**Entries**
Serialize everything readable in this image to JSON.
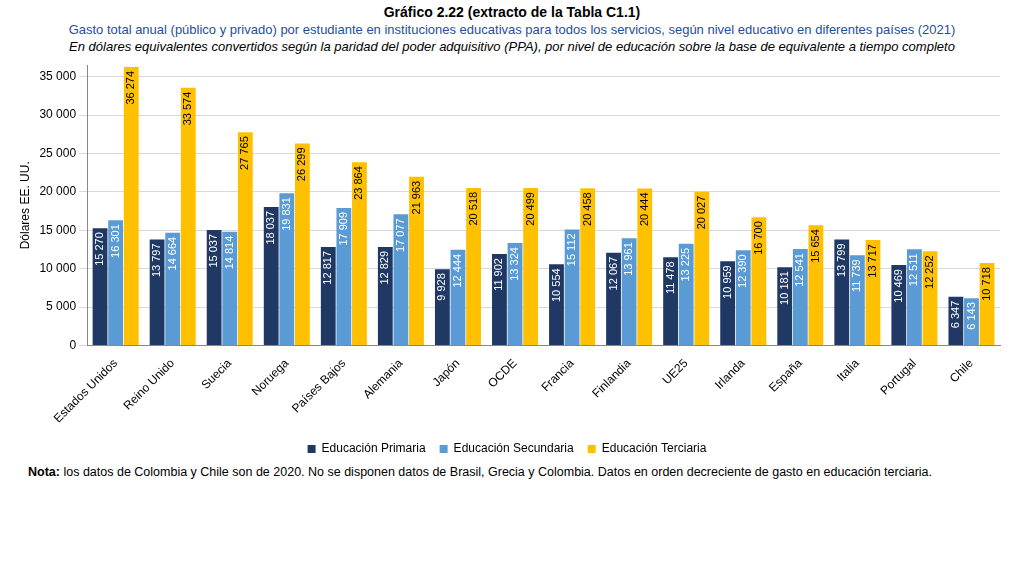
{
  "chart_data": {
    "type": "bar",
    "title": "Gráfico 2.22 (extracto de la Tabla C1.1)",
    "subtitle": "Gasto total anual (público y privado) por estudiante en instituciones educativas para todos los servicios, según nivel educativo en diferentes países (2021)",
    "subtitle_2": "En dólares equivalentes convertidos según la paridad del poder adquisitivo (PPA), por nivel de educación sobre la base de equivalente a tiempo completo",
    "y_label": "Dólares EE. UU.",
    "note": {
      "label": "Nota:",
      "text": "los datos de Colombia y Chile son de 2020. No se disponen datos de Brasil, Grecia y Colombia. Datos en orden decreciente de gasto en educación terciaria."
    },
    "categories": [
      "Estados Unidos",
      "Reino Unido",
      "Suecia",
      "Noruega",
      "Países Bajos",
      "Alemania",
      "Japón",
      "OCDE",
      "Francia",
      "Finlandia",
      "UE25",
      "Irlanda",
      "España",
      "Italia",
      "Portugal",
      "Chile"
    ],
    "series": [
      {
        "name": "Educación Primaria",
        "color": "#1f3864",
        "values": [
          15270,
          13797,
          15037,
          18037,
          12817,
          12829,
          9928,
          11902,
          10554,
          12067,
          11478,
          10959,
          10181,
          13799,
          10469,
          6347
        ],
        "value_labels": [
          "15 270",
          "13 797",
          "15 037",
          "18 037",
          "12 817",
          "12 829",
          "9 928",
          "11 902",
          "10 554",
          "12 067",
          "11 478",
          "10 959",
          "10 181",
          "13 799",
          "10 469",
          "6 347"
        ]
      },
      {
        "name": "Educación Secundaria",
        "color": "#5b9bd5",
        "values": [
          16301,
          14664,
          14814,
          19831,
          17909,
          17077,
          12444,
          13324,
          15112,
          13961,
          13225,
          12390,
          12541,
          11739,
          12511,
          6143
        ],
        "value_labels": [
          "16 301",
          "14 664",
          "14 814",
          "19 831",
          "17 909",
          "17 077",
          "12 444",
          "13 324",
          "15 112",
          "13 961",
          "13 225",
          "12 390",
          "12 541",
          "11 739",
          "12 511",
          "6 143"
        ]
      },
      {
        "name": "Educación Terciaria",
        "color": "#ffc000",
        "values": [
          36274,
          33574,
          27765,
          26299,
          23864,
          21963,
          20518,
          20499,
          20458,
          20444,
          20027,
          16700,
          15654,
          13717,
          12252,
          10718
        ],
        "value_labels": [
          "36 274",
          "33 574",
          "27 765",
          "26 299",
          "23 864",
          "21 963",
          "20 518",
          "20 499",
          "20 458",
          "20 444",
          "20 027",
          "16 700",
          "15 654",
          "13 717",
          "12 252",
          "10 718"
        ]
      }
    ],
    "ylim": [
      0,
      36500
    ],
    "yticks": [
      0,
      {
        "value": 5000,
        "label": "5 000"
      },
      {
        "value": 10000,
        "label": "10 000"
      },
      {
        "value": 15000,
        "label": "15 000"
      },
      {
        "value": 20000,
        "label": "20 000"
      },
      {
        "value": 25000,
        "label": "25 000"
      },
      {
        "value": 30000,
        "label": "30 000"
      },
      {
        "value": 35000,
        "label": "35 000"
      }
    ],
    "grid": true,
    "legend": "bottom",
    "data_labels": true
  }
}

**Given request**
Leave out all pictures, then copy the remaining material exactly.

**Right answer**
Serialize everything readable in this image to JSON.
{
  "chart_data": {
    "type": "bar",
    "title": "Gráfico 2.22 (extracto de la Tabla C1.1)",
    "subtitle": "Gasto total anual (público y privado) por estudiante en instituciones educativas para todos los servicios, según nivel educativo en diferentes países (2021)",
    "subtitle_2": "En dólares equivalentes convertidos según la paridad del poder adquisitivo (PPA), por nivel de educación sobre la base de equivalente a tiempo completo",
    "y_label": "Dólares EE. UU.",
    "note": {
      "label": "Nota:",
      "text": "los datos de Colombia y Chile son de 2020. No se disponen datos de Brasil, Grecia y Colombia. Datos en orden decreciente de gasto en educación terciaria."
    },
    "categories": [
      "Estados Unidos",
      "Reino Unido",
      "Suecia",
      "Noruega",
      "Países Bajos",
      "Alemania",
      "Japón",
      "OCDE",
      "Francia",
      "Finlandia",
      "UE25",
      "Irlanda",
      "España",
      "Italia",
      "Portugal",
      "Chile"
    ],
    "series": [
      {
        "name": "Educación Primaria",
        "color": "#1f3864",
        "values": [
          15270,
          13797,
          15037,
          18037,
          12817,
          12829,
          9928,
          11902,
          10554,
          12067,
          11478,
          10959,
          10181,
          13799,
          10469,
          6347
        ],
        "value_labels": [
          "15 270",
          "13 797",
          "15 037",
          "18 037",
          "12 817",
          "12 829",
          "9 928",
          "11 902",
          "10 554",
          "12 067",
          "11 478",
          "10 959",
          "10 181",
          "13 799",
          "10 469",
          "6 347"
        ]
      },
      {
        "name": "Educación Secundaria",
        "color": "#5b9bd5",
        "values": [
          16301,
          14664,
          14814,
          19831,
          17909,
          17077,
          12444,
          13324,
          15112,
          13961,
          13225,
          12390,
          12541,
          11739,
          12511,
          6143
        ],
        "value_labels": [
          "16 301",
          "14 664",
          "14 814",
          "19 831",
          "17 909",
          "17 077",
          "12 444",
          "13 324",
          "15 112",
          "13 961",
          "13 225",
          "12 390",
          "12 541",
          "11 739",
          "12 511",
          "6 143"
        ]
      },
      {
        "name": "Educación Terciaria",
        "color": "#ffc000",
        "values": [
          36274,
          33574,
          27765,
          26299,
          23864,
          21963,
          20518,
          20499,
          20458,
          20444,
          20027,
          16700,
          15654,
          13717,
          12252,
          10718
        ],
        "value_labels": [
          "36 274",
          "33 574",
          "27 765",
          "26 299",
          "23 864",
          "21 963",
          "20 518",
          "20 499",
          "20 458",
          "20 444",
          "20 027",
          "16 700",
          "15 654",
          "13 717",
          "12 252",
          "10 718"
        ]
      }
    ],
    "ylim": [
      0,
      36500
    ],
    "yticks": [
      0,
      {
        "value": 5000,
        "label": "5 000"
      },
      {
        "value": 10000,
        "label": "10 000"
      },
      {
        "value": 15000,
        "label": "15 000"
      },
      {
        "value": 20000,
        "label": "20 000"
      },
      {
        "value": 25000,
        "label": "25 000"
      },
      {
        "value": 30000,
        "label": "30 000"
      },
      {
        "value": 35000,
        "label": "35 000"
      }
    ],
    "grid": true,
    "legend": "bottom",
    "data_labels": true
  }
}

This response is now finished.